Extract every line of the records below and reproduce each one without any change.

►

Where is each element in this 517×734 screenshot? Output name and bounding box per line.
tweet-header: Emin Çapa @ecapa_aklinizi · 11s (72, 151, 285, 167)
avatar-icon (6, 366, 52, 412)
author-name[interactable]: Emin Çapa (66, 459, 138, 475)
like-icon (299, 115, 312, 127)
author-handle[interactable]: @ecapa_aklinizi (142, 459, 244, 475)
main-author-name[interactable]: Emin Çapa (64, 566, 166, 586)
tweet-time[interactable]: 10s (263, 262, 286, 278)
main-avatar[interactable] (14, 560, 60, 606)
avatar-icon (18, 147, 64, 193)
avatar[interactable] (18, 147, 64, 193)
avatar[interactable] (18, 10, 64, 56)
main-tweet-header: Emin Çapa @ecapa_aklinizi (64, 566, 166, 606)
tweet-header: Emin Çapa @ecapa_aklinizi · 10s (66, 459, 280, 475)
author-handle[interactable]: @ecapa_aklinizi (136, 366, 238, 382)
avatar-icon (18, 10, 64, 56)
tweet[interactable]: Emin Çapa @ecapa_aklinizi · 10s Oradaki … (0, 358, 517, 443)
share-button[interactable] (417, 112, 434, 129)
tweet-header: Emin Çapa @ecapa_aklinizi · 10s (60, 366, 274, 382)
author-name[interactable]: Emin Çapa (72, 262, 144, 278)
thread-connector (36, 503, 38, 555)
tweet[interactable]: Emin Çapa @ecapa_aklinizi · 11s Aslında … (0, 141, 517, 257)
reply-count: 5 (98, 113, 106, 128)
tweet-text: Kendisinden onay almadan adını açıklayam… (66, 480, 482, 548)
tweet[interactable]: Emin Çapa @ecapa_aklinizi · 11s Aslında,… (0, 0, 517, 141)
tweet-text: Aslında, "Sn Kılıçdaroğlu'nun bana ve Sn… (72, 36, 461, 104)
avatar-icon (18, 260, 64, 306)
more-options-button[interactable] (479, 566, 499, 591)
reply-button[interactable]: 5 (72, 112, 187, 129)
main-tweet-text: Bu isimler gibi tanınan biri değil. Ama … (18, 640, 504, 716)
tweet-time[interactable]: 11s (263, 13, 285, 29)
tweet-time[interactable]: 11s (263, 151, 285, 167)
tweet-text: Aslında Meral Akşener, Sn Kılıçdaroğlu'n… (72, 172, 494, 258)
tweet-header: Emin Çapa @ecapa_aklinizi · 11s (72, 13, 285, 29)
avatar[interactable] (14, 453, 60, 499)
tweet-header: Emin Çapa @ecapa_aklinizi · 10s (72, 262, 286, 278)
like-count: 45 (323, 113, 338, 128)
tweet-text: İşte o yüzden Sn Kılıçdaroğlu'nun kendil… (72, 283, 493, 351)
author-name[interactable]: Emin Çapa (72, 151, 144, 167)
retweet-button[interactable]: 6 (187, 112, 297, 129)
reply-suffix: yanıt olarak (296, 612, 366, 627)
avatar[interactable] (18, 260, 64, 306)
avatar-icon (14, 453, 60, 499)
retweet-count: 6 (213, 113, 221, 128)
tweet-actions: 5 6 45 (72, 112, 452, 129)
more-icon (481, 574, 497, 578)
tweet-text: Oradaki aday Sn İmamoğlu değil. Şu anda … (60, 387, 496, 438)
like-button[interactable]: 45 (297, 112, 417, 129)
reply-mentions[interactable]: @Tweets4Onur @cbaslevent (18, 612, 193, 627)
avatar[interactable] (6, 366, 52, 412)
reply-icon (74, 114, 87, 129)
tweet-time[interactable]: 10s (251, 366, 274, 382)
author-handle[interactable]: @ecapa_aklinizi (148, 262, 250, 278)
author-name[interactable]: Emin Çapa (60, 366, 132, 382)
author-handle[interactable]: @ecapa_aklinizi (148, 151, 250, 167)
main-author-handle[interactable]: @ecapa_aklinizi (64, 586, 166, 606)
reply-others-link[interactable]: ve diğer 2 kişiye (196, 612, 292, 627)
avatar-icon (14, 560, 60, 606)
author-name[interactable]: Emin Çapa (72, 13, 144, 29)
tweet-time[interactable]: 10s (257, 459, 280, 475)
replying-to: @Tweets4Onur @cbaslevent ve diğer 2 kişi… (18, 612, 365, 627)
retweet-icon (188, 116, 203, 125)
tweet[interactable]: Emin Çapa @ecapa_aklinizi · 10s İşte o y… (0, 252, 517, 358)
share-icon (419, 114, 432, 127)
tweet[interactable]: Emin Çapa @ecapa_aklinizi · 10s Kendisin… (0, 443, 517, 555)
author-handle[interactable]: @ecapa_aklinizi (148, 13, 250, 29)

◄

Solution to this problem:
Where is each element in this 517×734 screenshot? Output name and bounding box per line.
tweet-header: Emin Çapa @ecapa_aklinizi · 11s (72, 151, 285, 167)
avatar-icon (6, 366, 52, 412)
author-name[interactable]: Emin Çapa (66, 459, 138, 475)
like-icon (299, 115, 312, 127)
author-handle[interactable]: @ecapa_aklinizi (142, 459, 244, 475)
main-author-name[interactable]: Emin Çapa (64, 566, 166, 586)
tweet-time[interactable]: 10s (263, 262, 286, 278)
main-avatar[interactable] (14, 560, 60, 606)
avatar-icon (18, 147, 64, 193)
avatar[interactable] (18, 147, 64, 193)
avatar[interactable] (18, 10, 64, 56)
main-tweet-header: Emin Çapa @ecapa_aklinizi (64, 566, 166, 606)
tweet-header: Emin Çapa @ecapa_aklinizi · 10s (66, 459, 280, 475)
author-handle[interactable]: @ecapa_aklinizi (136, 366, 238, 382)
avatar-icon (18, 10, 64, 56)
tweet[interactable]: Emin Çapa @ecapa_aklinizi · 10s Oradaki … (0, 358, 517, 443)
share-button[interactable] (417, 112, 434, 129)
tweet-header: Emin Çapa @ecapa_aklinizi · 10s (60, 366, 274, 382)
author-name[interactable]: Emin Çapa (72, 262, 144, 278)
thread-connector (36, 503, 38, 555)
tweet[interactable]: Emin Çapa @ecapa_aklinizi · 11s Aslında … (0, 141, 517, 257)
reply-count: 5 (98, 113, 106, 128)
tweet-text: Kendisinden onay almadan adını açıklayam… (66, 480, 482, 548)
tweet[interactable]: Emin Çapa @ecapa_aklinizi · 11s Aslında,… (0, 0, 517, 141)
tweet-text: Aslında, "Sn Kılıçdaroğlu'nun bana ve Sn… (72, 36, 461, 104)
avatar-icon (18, 260, 64, 306)
more-options-button[interactable] (479, 566, 499, 591)
reply-button[interactable]: 5 (72, 112, 187, 129)
main-tweet-text: Bu isimler gibi tanınan biri değil. Ama … (18, 640, 504, 716)
tweet-time[interactable]: 11s (263, 13, 285, 29)
tweet-time[interactable]: 11s (263, 151, 285, 167)
tweet-text: Aslında Meral Akşener, Sn Kılıçdaroğlu'n… (72, 172, 494, 258)
tweet-header: Emin Çapa @ecapa_aklinizi · 11s (72, 13, 285, 29)
avatar[interactable] (14, 453, 60, 499)
tweet-header: Emin Çapa @ecapa_aklinizi · 10s (72, 262, 286, 278)
like-count: 45 (323, 113, 338, 128)
tweet-text: İşte o yüzden Sn Kılıçdaroğlu'nun kendil… (72, 283, 493, 351)
author-name[interactable]: Emin Çapa (72, 151, 144, 167)
retweet-button[interactable]: 6 (187, 112, 297, 129)
reply-suffix: yanıt olarak (296, 612, 366, 627)
avatar[interactable] (18, 260, 64, 306)
avatar-icon (14, 453, 60, 499)
retweet-count: 6 (213, 113, 221, 128)
tweet-actions: 5 6 45 (72, 112, 452, 129)
more-icon (481, 574, 497, 578)
tweet-text: Oradaki aday Sn İmamoğlu değil. Şu anda … (60, 387, 496, 438)
like-button[interactable]: 45 (297, 112, 417, 129)
reply-mentions[interactable]: @Tweets4Onur @cbaslevent (18, 612, 193, 627)
avatar[interactable] (6, 366, 52, 412)
reply-icon (74, 114, 87, 129)
tweet-time[interactable]: 10s (251, 366, 274, 382)
author-handle[interactable]: @ecapa_aklinizi (148, 262, 250, 278)
author-name[interactable]: Emin Çapa (60, 366, 132, 382)
author-handle[interactable]: @ecapa_aklinizi (148, 151, 250, 167)
main-author-handle[interactable]: @ecapa_aklinizi (64, 586, 166, 606)
reply-others-link[interactable]: ve diğer 2 kişiye (196, 612, 292, 627)
avatar-icon (14, 560, 60, 606)
author-name[interactable]: Emin Çapa (72, 13, 144, 29)
tweet-time[interactable]: 10s (257, 459, 280, 475)
replying-to: @Tweets4Onur @cbaslevent ve diğer 2 kişi… (18, 612, 365, 627)
retweet-icon (188, 116, 203, 125)
tweet[interactable]: Emin Çapa @ecapa_aklinizi · 10s İşte o y… (0, 252, 517, 358)
share-icon (419, 114, 432, 127)
tweet[interactable]: Emin Çapa @ecapa_aklinizi · 10s Kendisin… (0, 443, 517, 555)
author-handle[interactable]: @ecapa_aklinizi (148, 13, 250, 29)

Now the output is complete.